- Problem statement
Here are some records; return them all exactly.
BEGIN Entries
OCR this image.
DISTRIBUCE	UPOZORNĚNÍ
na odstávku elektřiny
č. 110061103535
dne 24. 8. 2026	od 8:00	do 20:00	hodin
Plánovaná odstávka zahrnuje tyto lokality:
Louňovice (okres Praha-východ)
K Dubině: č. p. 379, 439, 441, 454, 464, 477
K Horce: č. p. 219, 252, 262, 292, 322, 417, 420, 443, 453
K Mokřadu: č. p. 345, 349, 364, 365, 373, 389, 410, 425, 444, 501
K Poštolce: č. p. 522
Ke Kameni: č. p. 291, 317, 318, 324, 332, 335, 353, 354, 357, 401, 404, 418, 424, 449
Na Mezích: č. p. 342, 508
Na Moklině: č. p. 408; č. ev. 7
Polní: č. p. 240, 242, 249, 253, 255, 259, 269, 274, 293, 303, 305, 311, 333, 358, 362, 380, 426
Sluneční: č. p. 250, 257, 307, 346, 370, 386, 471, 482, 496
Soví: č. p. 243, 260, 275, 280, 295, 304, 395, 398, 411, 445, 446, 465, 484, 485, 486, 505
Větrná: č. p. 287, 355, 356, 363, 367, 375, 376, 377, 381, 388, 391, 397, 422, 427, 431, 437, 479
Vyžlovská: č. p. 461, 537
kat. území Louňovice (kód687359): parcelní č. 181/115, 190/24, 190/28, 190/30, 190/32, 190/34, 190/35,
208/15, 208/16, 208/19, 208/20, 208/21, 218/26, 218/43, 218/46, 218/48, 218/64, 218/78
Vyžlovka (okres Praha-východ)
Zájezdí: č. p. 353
END Entries
- Task output
OCR this image.
DISTRIBUCE	UPOZORNĚNÍ
na odstávku elektřiny
č. 110061103535
dne 24. 8. 2026	od 8:00	do 20:00	hodin
Plánovaná odstávka zahrnuje tyto lokality:
Louňovice (okres Praha-východ)
K Dubině: č. p. 379, 439, 441, 454, 464, 477
K Horce: č. p. 219, 252, 262, 292, 322, 417, 420, 443, 453
K Mokřadu: č. p. 345, 349, 364, 365, 373, 389, 410, 425, 444, 501
K Poštolce: č. p. 522
Ke Kameni: č. p. 291, 317, 318, 324, 332, 335, 353, 354, 357, 401, 404, 418, 424, 449
Na Mezích: č. p. 342, 508
Na Moklině: č. p. 408; č. ev. 7
Polní: č. p. 240, 242, 249, 253, 255, 259, 269, 274, 293, 303, 305, 311, 333, 358, 362, 380, 426
Sluneční: č. p. 250, 257, 307, 346, 370, 386, 471, 482, 496
Soví: č. p. 243, 260, 275, 280, 295, 304, 395, 398, 411, 445, 446, 465, 484, 485, 486, 505
Větrná: č. p. 287, 355, 356, 363, 367, 375, 376, 377, 381, 388, 391, 397, 422, 427, 431, 437, 479
Vyžlovská: č. p. 461, 537
kat. území Louňovice (kód687359): parcelní č. 181/115, 190/24, 190/28, 190/30, 190/32, 190/34, 190/35,
208/15, 208/16, 208/19, 208/20, 208/21, 218/26, 218/43, 218/46, 218/48, 218/64, 218/78
Vyžlovka (okres Praha-východ)
Zájezdí: č. p. 353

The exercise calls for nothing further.